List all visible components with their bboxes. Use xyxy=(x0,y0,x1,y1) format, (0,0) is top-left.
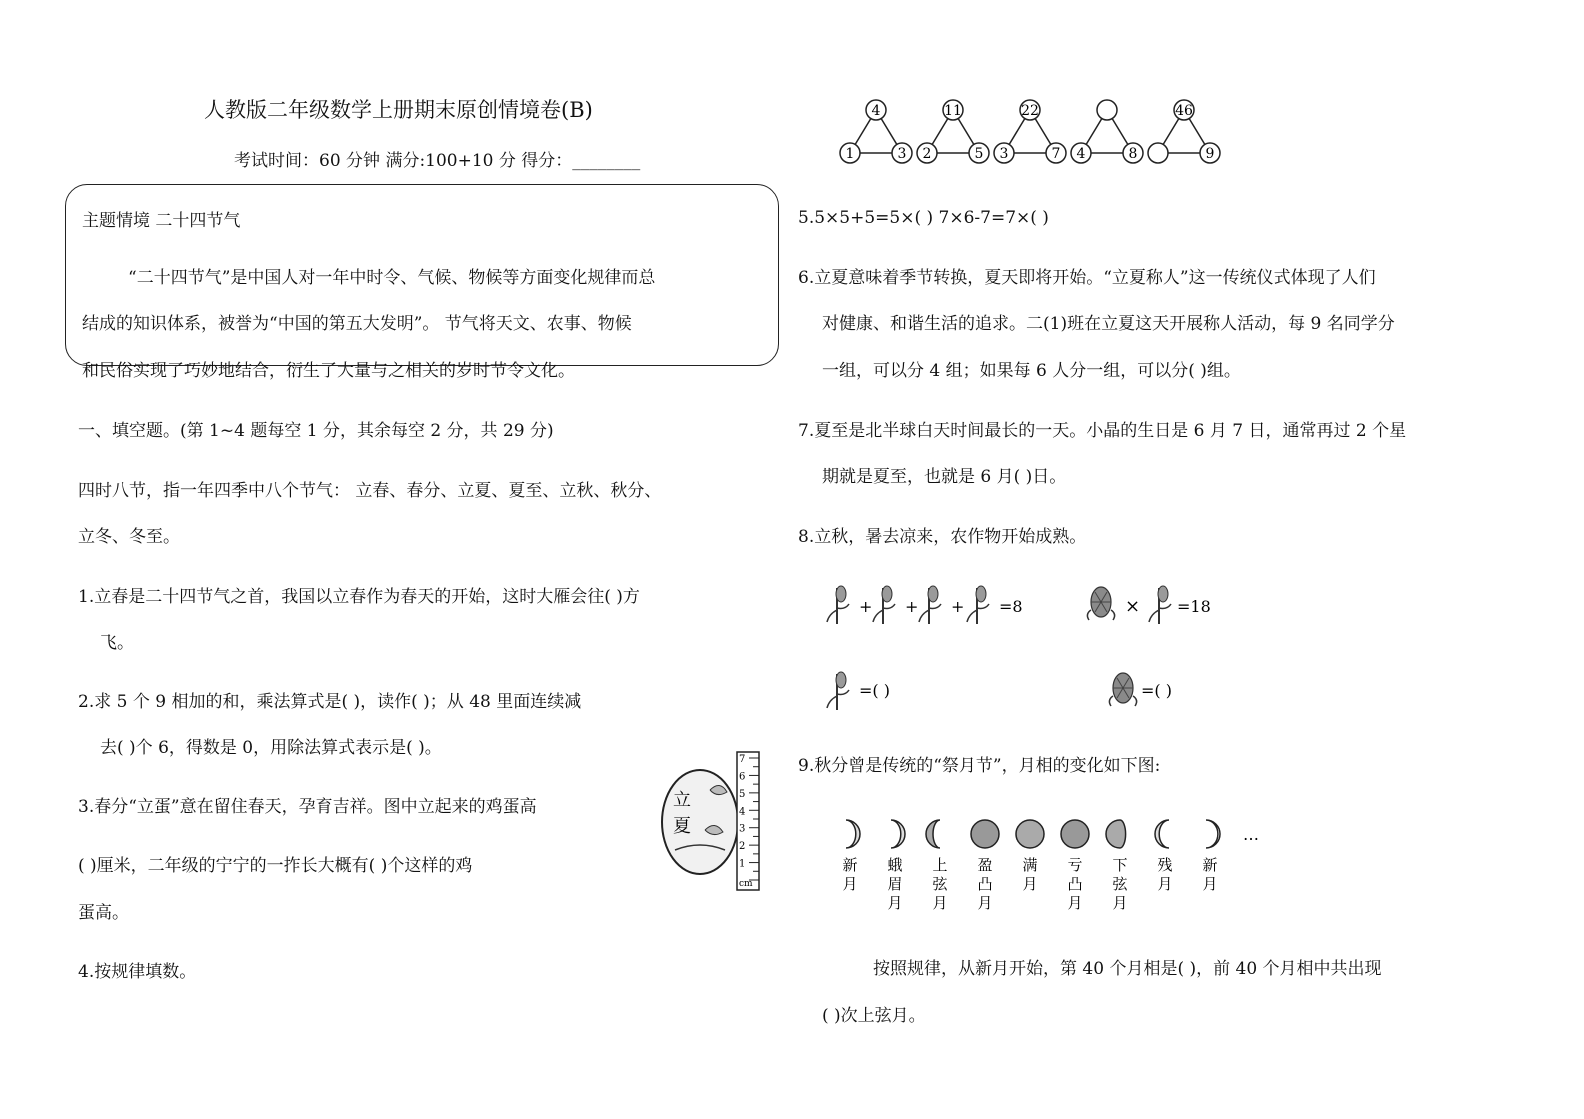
question-9-cont: ( )次上弦月。 xyxy=(822,1006,926,1026)
moon-phase-label: 满 xyxy=(1022,856,1038,874)
ruler-tick-label: 1 xyxy=(739,858,746,870)
moon-phase xyxy=(842,820,860,893)
question-6-cont: 对健康、和谐生活的追求。二(1)班在立夏这天开展称人活动，每 9 名同学分 xyxy=(822,314,1395,334)
question-3-cont: ( )厘米，二年级的宁宁的一拃长大概有( )个这样的鸡 xyxy=(78,856,473,876)
moon-phase-label: 月 xyxy=(977,894,993,912)
moon-phase-label: 盈 xyxy=(977,856,993,874)
triangle-number-right: 7 xyxy=(1051,146,1061,162)
number-triangle xyxy=(994,100,1066,163)
ruler-tick-label: 2 xyxy=(739,841,746,853)
exam-info: 考试时间：60 分钟 满分:100+10 分 得分：________ xyxy=(234,151,641,171)
corn-icon xyxy=(1087,587,1114,620)
triangle-number-left: 2 xyxy=(922,146,932,162)
wheat-icon xyxy=(967,586,989,624)
equation-answer: =( ) xyxy=(1141,681,1172,700)
wheat-icon xyxy=(827,672,849,710)
moon-phase-label: 月 xyxy=(1112,894,1128,912)
theme-paragraph-line: 结成的知识体系，被誉为“中国的第五大发明”。 节气将天文、农事、物候 xyxy=(82,314,632,334)
moon-phase xyxy=(1155,820,1173,893)
question-2-cont: 去( )个 6，得数是 0，用除法算式表示是( )。 xyxy=(100,738,442,758)
number-triangle xyxy=(1071,100,1143,163)
section-heading: 一、填空题。(第 1~4 题每空 1 分，其余每空 2 分，共 29 分) xyxy=(78,421,554,441)
triangle-number-right: 5 xyxy=(974,146,984,162)
question-5: 5.5×5+5=5×( ) 7×6-7=7×( ) xyxy=(798,208,1049,228)
question-3: 3.春分“立蛋”意在留住春天，孕育吉祥。图中立起来的鸡蛋高 xyxy=(78,797,537,817)
number-triangle xyxy=(917,100,989,163)
triangle-number-top: 4 xyxy=(871,103,881,119)
moon-phase-label: 蛾 xyxy=(887,856,903,874)
ruler-tick-label: 6 xyxy=(739,771,746,783)
triangle-number-right: 8 xyxy=(1128,146,1138,162)
triangle-number-top: 22 xyxy=(1021,103,1039,119)
question-1: 1.立春是二十四节气之首，我国以立春作为春天的开始，这时大雁会往( )方 xyxy=(78,587,640,607)
moon-phase-label: 月 xyxy=(1022,875,1038,893)
number-triangle xyxy=(840,100,912,163)
moon-phase xyxy=(971,820,999,912)
moon-phase-label: 月 xyxy=(932,894,948,912)
svg-text:+: + xyxy=(859,597,873,616)
moon-phase-label: 凸 xyxy=(1067,875,1083,893)
moon-phase-label: 月 xyxy=(887,894,903,912)
crop-equations xyxy=(825,580,1245,720)
triangle-number-right: 3 xyxy=(897,146,907,162)
moon-phase-label: 月 xyxy=(1202,875,1218,893)
question-3-cont: 蛋高。 xyxy=(78,903,129,923)
question-6: 6.立夏意味着季节转换，夏天即将开始。“立夏称人”这一传统仪式体现了人们 xyxy=(798,268,1376,288)
question-2: 2.求 5 个 9 相加的和，乘法算式是( )，读作( )；从 48 里面连续减 xyxy=(78,692,582,712)
ruler-tick-label: 4 xyxy=(739,806,746,818)
equation-result: =8 xyxy=(999,597,1023,616)
question-7: 7.夏至是北半球白天时间最长的一天。小晶的生日是 6 月 7 日，通常再过 2 个星 xyxy=(798,421,1407,441)
wheat-icon xyxy=(827,586,849,624)
moon-phase-label: 月 xyxy=(842,875,858,893)
svg-text:+: + xyxy=(951,597,965,616)
moon-ellipsis: … xyxy=(1243,825,1259,844)
moon-phases-figure xyxy=(830,812,1259,922)
wheat-icon xyxy=(919,586,941,624)
question-1-cont: 飞。 xyxy=(100,633,134,653)
triangle-pattern xyxy=(830,96,1230,168)
question-6-cont: 一组，可以分 4 组；如果每 6 人分一组，可以分( )组。 xyxy=(822,361,1241,381)
moon-phase xyxy=(1016,820,1044,893)
question-9: 9.秋分曾是传统的“祭月节”，月相的变化如下图: xyxy=(798,756,1161,776)
moon-phase-label: 凸 xyxy=(977,875,993,893)
question-9-cont: 按照规律，从新月开始，第 40 个月相是( )，前 40 个月相中共出现 xyxy=(873,959,1382,979)
moon-phase xyxy=(1106,820,1128,912)
ruler-unit: cm xyxy=(739,879,753,889)
triangle-number-top: 46 xyxy=(1175,103,1193,119)
wheat-icon xyxy=(1149,586,1171,624)
egg-label: 立 夏 xyxy=(673,790,691,837)
egg-ruler-figure xyxy=(655,750,770,895)
theme-heading: 主题情境 二十四节气 xyxy=(82,211,241,231)
triangle-number-right: 9 xyxy=(1205,146,1215,162)
equation-answer: =( ) xyxy=(859,681,890,700)
ruler-tick-label: 7 xyxy=(739,754,746,765)
question-8: 8.立秋，暑去凉来，农作物开始成熟。 xyxy=(798,527,1087,547)
svg-text:+: + xyxy=(905,597,919,616)
ruler-tick-label: 5 xyxy=(739,788,746,800)
svg-text:×: × xyxy=(1125,596,1141,617)
theme-paragraph-line: 和民俗实现了巧妙地结合，衍生了大量与之相关的岁时节令文化。 xyxy=(82,361,575,381)
corn-icon xyxy=(1109,673,1136,706)
moon-phase-label: 月 xyxy=(1157,875,1173,893)
triangle-number-top: 11 xyxy=(944,103,962,119)
question-7-cont: 期就是夏至，也就是 6 月( )日。 xyxy=(822,467,1067,487)
moon-phase-label: 弦 xyxy=(1112,875,1128,893)
section-intro: 四时八节，指一年四季中八个节气： 立春、春分、立夏、夏至、立秋、秋分、 xyxy=(78,481,662,501)
moon-phase-label: 下 xyxy=(1112,856,1128,874)
number-triangle xyxy=(1148,100,1220,163)
moon-phase-label: 残 xyxy=(1157,856,1173,874)
moon-phase xyxy=(1061,820,1089,912)
moon-phase-label: 眉 xyxy=(887,875,903,893)
page-title: 人教版二年级数学上册期末原创情境卷(B) xyxy=(204,98,593,122)
moon-phase-label: 弦 xyxy=(932,875,948,893)
equation-result: =18 xyxy=(1177,597,1211,616)
moon-phase xyxy=(1202,820,1220,893)
moon-phase-label: 新 xyxy=(842,856,858,874)
triangle-number-left: 1 xyxy=(845,146,855,162)
triangle-number-left: 3 xyxy=(999,146,1009,162)
moon-phase-label: 新 xyxy=(1202,856,1218,874)
triangle-number-left: 4 xyxy=(1076,146,1086,162)
moon-phase-label: 上 xyxy=(932,856,948,874)
moon-phase-label: 亏 xyxy=(1067,856,1083,874)
wheat-icon xyxy=(873,586,895,624)
moon-phase xyxy=(887,820,905,912)
section-intro: 立冬、冬至。 xyxy=(78,527,180,547)
question-4: 4.按规律填数。 xyxy=(78,962,197,982)
moon-phase xyxy=(926,820,948,912)
ruler-tick-label: 3 xyxy=(739,823,746,835)
theme-paragraph-line: “二十四节气”是中国人对一年中时令、气候、物候等方面变化规律而总 xyxy=(128,268,656,288)
moon-phase-label: 月 xyxy=(1067,894,1083,912)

JOB -
Can you rewrite the listing above with every "wheat-icon" changed to "wheat-image" and everything else left as it is? Leave the pictures out of your answer.

FINAL RESULT -
List all visible components with their bboxes. Use xyxy=(x0,y0,x1,y1) format, (0,0) is top-left.
question-9-cont: ( )次上弦月。 xyxy=(822,1006,926,1026)
moon-phase-label: 满 xyxy=(1022,856,1038,874)
ruler-tick-label: 1 xyxy=(739,858,746,870)
moon-phase xyxy=(842,820,860,893)
question-6-cont: 对健康、和谐生活的追求。二(1)班在立夏这天开展称人活动，每 9 名同学分 xyxy=(822,314,1395,334)
question-3-cont: ( )厘米，二年级的宁宁的一拃长大概有( )个这样的鸡 xyxy=(78,856,473,876)
moon-phase-label: 月 xyxy=(977,894,993,912)
moon-phase-label: 盈 xyxy=(977,856,993,874)
triangle-number-right: 7 xyxy=(1051,146,1061,162)
number-triangle xyxy=(994,100,1066,163)
ruler-tick-label: 2 xyxy=(739,841,746,853)
exam-info: 考试时间：60 分钟 满分:100+10 分 得分：________ xyxy=(234,151,641,171)
corn-icon xyxy=(1087,587,1114,620)
triangle-number-left: 2 xyxy=(922,146,932,162)
wheat-image xyxy=(967,586,989,624)
equation-answer: =( ) xyxy=(1141,681,1172,700)
wheat-image xyxy=(827,672,849,710)
moon-phase-label: 月 xyxy=(1112,894,1128,912)
theme-paragraph-line: 结成的知识体系，被誉为“中国的第五大发明”。 节气将天文、农事、物候 xyxy=(82,314,632,334)
moon-phase xyxy=(1155,820,1173,893)
question-2-cont: 去( )个 6，得数是 0，用除法算式表示是( )。 xyxy=(100,738,442,758)
number-triangle xyxy=(1071,100,1143,163)
section-heading: 一、填空题。(第 1~4 题每空 1 分，其余每空 2 分，共 29 分) xyxy=(78,421,554,441)
triangle-number-right: 5 xyxy=(974,146,984,162)
question-5: 5.5×5+5=5×( ) 7×6-7=7×( ) xyxy=(798,208,1049,228)
question-3: 3.春分“立蛋”意在留住春天，孕育吉祥。图中立起来的鸡蛋高 xyxy=(78,797,537,817)
number-triangle xyxy=(917,100,989,163)
triangle-number-top: 4 xyxy=(871,103,881,119)
moon-phase-label: 蛾 xyxy=(887,856,903,874)
ruler-tick-label: 6 xyxy=(739,771,746,783)
triangle-number-right: 8 xyxy=(1128,146,1138,162)
triangle-number-top: 22 xyxy=(1021,103,1039,119)
question-1: 1.立春是二十四节气之首，我国以立春作为春天的开始，这时大雁会往( )方 xyxy=(78,587,640,607)
moon-phase-label: 月 xyxy=(1022,875,1038,893)
number-triangle xyxy=(840,100,912,163)
moon-phase xyxy=(971,820,999,912)
moon-phase-label: 月 xyxy=(932,894,948,912)
svg-text:+: + xyxy=(859,597,873,616)
moon-phase-label: 凸 xyxy=(1067,875,1083,893)
moon-phase-label: 月 xyxy=(887,894,903,912)
crop-equations xyxy=(825,580,1245,720)
triangle-number-right: 3 xyxy=(897,146,907,162)
moon-phase-label: 月 xyxy=(1202,875,1218,893)
question-3-cont: 蛋高。 xyxy=(78,903,129,923)
question-6: 6.立夏意味着季节转换，夏天即将开始。“立夏称人”这一传统仪式体现了人们 xyxy=(798,268,1376,288)
question-2: 2.求 5 个 9 相加的和，乘法算式是( )，读作( )；从 48 里面连续减 xyxy=(78,692,582,712)
ruler-tick-label: 4 xyxy=(739,806,746,818)
equation-result: =8 xyxy=(999,597,1023,616)
question-7: 7.夏至是北半球白天时间最长的一天。小晶的生日是 6 月 7 日，通常再过 2 个星 xyxy=(798,421,1407,441)
wheat-image xyxy=(827,586,849,624)
moon-phase-label: 月 xyxy=(842,875,858,893)
svg-text:+: + xyxy=(951,597,965,616)
moon-ellipsis: … xyxy=(1243,825,1259,844)
moon-phases-figure xyxy=(830,812,1259,922)
wheat-image xyxy=(919,586,941,624)
question-1-cont: 飞。 xyxy=(100,633,134,653)
triangle-pattern xyxy=(830,96,1230,168)
question-6-cont: 一组，可以分 4 组；如果每 6 人分一组，可以分( )组。 xyxy=(822,361,1241,381)
moon-phase xyxy=(1016,820,1044,893)
question-9: 9.秋分曾是传统的“祭月节”，月相的变化如下图: xyxy=(798,756,1161,776)
moon-phase-label: 凸 xyxy=(977,875,993,893)
question-9-cont: 按照规律，从新月开始，第 40 个月相是( )，前 40 个月相中共出现 xyxy=(873,959,1382,979)
moon-phase xyxy=(1106,820,1128,912)
ruler-unit: cm xyxy=(739,879,753,889)
triangle-number-top: 46 xyxy=(1175,103,1193,119)
wheat-image xyxy=(1149,586,1171,624)
egg-label: 立 夏 xyxy=(673,790,691,837)
egg-ruler-figure xyxy=(655,750,770,895)
theme-heading: 主题情境 二十四节气 xyxy=(82,211,241,231)
triangle-number-right: 9 xyxy=(1205,146,1215,162)
equation-answer: =( ) xyxy=(859,681,890,700)
ruler-tick-label: 7 xyxy=(739,754,746,765)
question-8: 8.立秋，暑去凉来，农作物开始成熟。 xyxy=(798,527,1087,547)
svg-text:+: + xyxy=(905,597,919,616)
ruler-tick-label: 5 xyxy=(739,788,746,800)
svg-text:×: × xyxy=(1125,596,1141,617)
theme-paragraph-line: 和民俗实现了巧妙地结合，衍生了大量与之相关的岁时节令文化。 xyxy=(82,361,575,381)
corn-icon xyxy=(1109,673,1136,706)
moon-phase-label: 月 xyxy=(1157,875,1173,893)
triangle-number-top: 11 xyxy=(944,103,962,119)
question-7-cont: 期就是夏至，也就是 6 月( )日。 xyxy=(822,467,1067,487)
moon-phase-label: 弦 xyxy=(1112,875,1128,893)
section-intro: 四时八节，指一年四季中八个节气： 立春、春分、立夏、夏至、立秋、秋分、 xyxy=(78,481,662,501)
moon-phase-label: 下 xyxy=(1112,856,1128,874)
number-triangle xyxy=(1148,100,1220,163)
moon-phase-label: 残 xyxy=(1157,856,1173,874)
moon-phase xyxy=(1061,820,1089,912)
moon-phase-label: 眉 xyxy=(887,875,903,893)
page-title: 人教版二年级数学上册期末原创情境卷(B) xyxy=(204,98,593,122)
moon-phase-label: 弦 xyxy=(932,875,948,893)
equation-result: =18 xyxy=(1177,597,1211,616)
moon-phase xyxy=(1202,820,1220,893)
moon-phase-label: 新 xyxy=(842,856,858,874)
triangle-number-left: 1 xyxy=(845,146,855,162)
triangle-number-left: 3 xyxy=(999,146,1009,162)
moon-phase-label: 新 xyxy=(1202,856,1218,874)
triangle-number-left: 4 xyxy=(1076,146,1086,162)
moon-phase-label: 上 xyxy=(932,856,948,874)
moon-phase-label: 亏 xyxy=(1067,856,1083,874)
wheat-image xyxy=(873,586,895,624)
moon-phase xyxy=(887,820,905,912)
section-intro: 立冬、冬至。 xyxy=(78,527,180,547)
question-4: 4.按规律填数。 xyxy=(78,962,197,982)
moon-phase xyxy=(926,820,948,912)
ruler-tick-label: 3 xyxy=(739,823,746,835)
theme-paragraph-line: “二十四节气”是中国人对一年中时令、气候、物候等方面变化规律而总 xyxy=(128,268,656,288)
moon-phase-label: 月 xyxy=(1067,894,1083,912)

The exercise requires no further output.